**Work instructions:** Search the data for the word "xlabel" and copy every line that contains it.

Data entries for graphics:
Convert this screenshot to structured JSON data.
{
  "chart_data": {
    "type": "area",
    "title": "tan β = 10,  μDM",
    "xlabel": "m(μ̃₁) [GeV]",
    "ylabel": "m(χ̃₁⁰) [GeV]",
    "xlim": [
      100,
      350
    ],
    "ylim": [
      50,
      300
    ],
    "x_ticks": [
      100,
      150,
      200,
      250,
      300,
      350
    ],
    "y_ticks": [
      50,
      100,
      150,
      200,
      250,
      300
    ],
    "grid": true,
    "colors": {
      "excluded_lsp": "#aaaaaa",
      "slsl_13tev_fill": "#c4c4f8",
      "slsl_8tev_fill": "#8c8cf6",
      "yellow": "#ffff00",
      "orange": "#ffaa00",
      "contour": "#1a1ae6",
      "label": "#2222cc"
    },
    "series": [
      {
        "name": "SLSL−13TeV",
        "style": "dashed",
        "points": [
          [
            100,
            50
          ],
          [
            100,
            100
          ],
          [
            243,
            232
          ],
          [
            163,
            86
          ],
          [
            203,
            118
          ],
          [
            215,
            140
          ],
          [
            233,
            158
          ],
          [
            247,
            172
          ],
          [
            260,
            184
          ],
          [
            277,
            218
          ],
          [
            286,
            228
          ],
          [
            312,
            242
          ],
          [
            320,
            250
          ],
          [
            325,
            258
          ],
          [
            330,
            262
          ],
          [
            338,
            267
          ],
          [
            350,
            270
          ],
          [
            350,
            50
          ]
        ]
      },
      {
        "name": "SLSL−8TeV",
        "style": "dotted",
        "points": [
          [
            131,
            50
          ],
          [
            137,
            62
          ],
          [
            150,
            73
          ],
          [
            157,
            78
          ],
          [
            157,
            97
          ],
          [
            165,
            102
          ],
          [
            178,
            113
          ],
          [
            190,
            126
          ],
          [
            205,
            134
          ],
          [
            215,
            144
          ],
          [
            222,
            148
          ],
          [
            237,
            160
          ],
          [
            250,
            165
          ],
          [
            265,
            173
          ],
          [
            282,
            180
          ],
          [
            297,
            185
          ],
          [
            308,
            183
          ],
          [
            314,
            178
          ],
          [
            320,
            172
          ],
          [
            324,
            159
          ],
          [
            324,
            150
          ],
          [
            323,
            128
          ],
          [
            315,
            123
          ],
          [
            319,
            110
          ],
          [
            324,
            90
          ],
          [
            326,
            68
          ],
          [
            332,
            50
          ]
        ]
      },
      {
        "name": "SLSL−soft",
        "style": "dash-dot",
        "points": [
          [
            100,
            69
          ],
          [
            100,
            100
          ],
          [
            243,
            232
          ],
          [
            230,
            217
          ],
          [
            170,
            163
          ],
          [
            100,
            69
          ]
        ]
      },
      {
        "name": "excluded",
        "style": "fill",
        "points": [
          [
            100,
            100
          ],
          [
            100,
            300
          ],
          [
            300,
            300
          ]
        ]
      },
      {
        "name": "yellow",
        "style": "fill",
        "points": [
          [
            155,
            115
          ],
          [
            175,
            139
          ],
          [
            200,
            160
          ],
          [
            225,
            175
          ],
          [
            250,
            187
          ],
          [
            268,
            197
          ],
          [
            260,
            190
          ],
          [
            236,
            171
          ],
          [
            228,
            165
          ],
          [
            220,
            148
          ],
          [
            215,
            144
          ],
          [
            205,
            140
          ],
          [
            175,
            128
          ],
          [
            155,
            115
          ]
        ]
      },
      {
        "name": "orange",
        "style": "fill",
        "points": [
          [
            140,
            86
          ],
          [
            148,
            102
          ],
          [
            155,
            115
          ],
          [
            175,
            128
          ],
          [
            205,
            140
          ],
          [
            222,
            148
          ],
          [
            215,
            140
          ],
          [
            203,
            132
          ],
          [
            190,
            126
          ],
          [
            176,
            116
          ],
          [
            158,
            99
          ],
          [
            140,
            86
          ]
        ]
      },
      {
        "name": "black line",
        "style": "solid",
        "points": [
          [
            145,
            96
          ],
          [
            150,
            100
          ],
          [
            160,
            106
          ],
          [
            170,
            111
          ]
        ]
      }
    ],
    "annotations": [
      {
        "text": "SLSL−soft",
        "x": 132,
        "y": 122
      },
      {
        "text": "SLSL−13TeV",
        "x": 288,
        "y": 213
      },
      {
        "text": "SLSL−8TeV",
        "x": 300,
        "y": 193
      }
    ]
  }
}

--

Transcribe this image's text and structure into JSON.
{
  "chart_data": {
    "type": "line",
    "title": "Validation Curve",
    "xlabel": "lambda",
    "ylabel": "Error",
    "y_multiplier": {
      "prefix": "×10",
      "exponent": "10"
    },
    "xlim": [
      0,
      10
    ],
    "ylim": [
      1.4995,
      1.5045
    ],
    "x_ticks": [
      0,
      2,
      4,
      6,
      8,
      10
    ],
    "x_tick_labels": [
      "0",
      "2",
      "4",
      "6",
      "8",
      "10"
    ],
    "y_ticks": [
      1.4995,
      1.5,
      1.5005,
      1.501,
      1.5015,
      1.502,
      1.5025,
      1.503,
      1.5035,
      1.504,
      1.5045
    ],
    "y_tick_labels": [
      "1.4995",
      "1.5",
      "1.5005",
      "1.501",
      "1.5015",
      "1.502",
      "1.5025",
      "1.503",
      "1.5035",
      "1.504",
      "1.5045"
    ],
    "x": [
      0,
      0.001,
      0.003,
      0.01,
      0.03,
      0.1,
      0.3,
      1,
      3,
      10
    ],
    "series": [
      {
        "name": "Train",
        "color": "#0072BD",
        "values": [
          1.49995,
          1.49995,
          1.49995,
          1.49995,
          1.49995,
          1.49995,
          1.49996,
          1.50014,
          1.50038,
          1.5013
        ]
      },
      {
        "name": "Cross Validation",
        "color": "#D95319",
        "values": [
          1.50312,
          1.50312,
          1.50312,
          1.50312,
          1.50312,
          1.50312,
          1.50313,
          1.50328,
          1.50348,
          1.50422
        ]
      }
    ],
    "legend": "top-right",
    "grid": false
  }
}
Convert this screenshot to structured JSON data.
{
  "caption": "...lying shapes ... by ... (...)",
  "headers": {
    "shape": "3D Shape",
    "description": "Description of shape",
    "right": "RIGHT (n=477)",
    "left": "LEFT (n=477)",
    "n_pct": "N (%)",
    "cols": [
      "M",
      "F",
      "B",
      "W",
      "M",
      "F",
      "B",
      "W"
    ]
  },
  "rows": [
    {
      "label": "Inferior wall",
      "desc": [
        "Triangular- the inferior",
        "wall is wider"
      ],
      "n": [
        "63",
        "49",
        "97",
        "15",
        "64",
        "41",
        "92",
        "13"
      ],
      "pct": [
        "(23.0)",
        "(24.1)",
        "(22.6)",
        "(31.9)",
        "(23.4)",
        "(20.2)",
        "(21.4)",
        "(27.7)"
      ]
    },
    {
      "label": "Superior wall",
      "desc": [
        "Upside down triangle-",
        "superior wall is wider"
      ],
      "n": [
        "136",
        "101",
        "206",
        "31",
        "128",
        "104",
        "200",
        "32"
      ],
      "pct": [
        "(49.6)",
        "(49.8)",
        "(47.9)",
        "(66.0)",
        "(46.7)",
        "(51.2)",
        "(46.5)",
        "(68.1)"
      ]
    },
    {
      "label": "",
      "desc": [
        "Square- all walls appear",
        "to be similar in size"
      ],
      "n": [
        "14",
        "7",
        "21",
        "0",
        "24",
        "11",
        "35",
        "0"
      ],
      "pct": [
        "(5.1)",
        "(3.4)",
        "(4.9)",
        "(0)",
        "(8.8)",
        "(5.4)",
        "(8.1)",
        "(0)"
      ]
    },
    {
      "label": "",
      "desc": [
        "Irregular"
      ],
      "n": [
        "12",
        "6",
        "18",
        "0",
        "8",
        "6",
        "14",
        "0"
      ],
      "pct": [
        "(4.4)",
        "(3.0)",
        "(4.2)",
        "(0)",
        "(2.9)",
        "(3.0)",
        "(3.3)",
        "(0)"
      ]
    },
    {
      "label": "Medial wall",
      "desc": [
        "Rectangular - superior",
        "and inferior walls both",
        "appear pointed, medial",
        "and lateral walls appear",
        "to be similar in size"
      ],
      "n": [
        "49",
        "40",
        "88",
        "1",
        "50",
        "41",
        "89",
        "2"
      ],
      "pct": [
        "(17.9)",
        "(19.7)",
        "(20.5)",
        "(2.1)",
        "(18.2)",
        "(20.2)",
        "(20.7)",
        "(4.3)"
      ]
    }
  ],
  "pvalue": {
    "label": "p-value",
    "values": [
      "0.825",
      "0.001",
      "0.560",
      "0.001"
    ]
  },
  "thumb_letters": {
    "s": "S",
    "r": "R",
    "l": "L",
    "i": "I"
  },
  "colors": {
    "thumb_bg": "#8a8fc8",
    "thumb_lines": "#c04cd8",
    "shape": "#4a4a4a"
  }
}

--

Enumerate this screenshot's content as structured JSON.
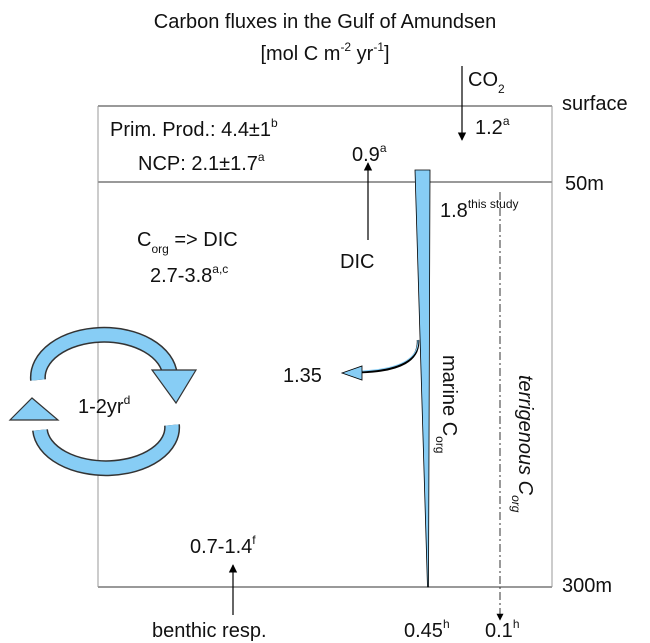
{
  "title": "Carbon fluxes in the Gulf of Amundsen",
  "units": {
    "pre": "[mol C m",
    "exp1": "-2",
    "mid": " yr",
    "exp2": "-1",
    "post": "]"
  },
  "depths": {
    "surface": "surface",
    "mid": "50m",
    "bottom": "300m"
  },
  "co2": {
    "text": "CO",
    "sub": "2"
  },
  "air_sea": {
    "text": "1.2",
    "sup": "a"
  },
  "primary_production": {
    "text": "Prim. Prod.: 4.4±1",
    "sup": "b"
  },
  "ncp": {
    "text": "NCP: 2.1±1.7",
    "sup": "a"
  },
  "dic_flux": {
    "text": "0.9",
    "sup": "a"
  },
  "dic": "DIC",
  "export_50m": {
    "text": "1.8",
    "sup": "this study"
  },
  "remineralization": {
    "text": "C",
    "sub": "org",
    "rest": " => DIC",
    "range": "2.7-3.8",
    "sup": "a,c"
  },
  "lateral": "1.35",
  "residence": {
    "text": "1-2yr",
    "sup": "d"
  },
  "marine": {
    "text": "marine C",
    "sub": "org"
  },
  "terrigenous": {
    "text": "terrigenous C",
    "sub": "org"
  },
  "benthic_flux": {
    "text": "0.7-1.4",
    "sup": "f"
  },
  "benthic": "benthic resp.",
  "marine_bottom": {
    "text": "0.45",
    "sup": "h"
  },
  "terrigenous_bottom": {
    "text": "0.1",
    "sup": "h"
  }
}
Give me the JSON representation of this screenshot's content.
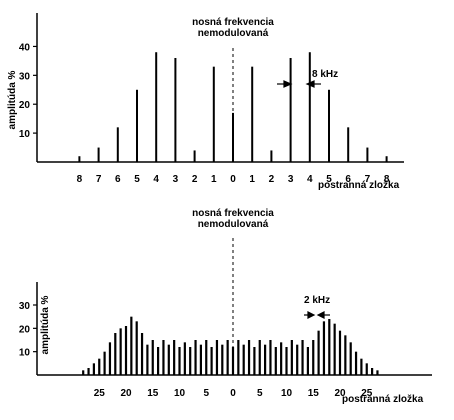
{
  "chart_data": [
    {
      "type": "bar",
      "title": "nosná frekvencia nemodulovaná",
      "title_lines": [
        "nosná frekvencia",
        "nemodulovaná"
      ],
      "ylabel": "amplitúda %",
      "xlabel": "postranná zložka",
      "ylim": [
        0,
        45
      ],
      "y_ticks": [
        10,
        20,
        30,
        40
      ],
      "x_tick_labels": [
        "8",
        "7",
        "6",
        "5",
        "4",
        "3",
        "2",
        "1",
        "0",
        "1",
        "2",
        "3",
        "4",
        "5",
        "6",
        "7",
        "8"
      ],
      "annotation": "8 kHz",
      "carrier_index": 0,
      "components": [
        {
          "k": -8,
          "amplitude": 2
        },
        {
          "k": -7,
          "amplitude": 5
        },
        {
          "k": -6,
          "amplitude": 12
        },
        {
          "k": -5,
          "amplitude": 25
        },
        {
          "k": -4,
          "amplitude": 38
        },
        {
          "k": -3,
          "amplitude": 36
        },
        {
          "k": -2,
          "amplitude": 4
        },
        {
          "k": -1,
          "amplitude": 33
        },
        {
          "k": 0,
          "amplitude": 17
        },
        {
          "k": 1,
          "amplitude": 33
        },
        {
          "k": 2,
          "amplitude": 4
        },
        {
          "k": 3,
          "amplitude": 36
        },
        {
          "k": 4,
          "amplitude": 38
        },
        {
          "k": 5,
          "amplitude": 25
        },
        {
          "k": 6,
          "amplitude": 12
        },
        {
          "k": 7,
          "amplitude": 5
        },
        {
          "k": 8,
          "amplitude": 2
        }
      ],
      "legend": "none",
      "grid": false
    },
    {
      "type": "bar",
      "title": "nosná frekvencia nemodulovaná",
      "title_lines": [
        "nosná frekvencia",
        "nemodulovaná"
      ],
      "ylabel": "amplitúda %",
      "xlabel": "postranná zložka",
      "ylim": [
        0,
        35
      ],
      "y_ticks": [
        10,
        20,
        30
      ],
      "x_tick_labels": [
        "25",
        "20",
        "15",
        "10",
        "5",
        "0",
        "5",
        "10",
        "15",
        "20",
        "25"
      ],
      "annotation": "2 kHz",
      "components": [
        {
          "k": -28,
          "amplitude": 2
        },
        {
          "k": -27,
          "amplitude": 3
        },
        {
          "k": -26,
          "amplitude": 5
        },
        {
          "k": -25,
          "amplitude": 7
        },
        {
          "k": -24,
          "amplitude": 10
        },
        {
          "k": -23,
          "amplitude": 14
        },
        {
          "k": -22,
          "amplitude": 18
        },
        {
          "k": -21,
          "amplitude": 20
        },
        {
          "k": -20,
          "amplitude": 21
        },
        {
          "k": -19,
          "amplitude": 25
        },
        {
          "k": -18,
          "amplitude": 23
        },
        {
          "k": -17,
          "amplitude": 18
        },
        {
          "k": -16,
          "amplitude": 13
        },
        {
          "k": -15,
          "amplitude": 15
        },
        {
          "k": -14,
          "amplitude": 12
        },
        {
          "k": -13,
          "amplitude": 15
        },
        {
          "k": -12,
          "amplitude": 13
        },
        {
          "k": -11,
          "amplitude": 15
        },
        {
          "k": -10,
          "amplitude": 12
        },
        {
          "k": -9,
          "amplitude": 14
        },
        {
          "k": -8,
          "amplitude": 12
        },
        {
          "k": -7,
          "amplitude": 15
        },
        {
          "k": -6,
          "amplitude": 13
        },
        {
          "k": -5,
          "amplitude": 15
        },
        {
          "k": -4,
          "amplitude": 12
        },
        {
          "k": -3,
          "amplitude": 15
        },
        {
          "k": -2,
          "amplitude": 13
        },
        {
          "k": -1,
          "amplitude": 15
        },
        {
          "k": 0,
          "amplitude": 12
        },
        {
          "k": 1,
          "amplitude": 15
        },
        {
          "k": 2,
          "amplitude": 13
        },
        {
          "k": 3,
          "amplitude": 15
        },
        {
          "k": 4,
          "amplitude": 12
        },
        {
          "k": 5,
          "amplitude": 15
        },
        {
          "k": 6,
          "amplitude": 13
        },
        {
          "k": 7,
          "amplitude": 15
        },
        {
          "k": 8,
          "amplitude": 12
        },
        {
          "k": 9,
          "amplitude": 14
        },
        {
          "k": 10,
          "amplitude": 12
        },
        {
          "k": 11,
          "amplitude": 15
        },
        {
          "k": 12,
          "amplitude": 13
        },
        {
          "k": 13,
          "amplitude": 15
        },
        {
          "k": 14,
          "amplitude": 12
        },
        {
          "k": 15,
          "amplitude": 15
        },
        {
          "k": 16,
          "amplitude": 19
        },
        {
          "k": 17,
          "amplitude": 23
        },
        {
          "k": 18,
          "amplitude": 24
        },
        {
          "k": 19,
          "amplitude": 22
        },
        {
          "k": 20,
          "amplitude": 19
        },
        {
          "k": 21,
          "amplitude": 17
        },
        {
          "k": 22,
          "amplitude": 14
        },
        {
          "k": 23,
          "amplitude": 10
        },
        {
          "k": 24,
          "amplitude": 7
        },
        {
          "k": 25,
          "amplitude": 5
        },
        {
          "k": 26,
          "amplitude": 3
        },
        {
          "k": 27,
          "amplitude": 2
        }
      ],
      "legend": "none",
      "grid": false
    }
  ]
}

**Solution for this exercise:**
    "xlabel": "m(μ̃₁) [GeV]",
    "xlabel": "lambda",
      "xlabel": "postranná zložka",
      "xlabel": "postranná zložka",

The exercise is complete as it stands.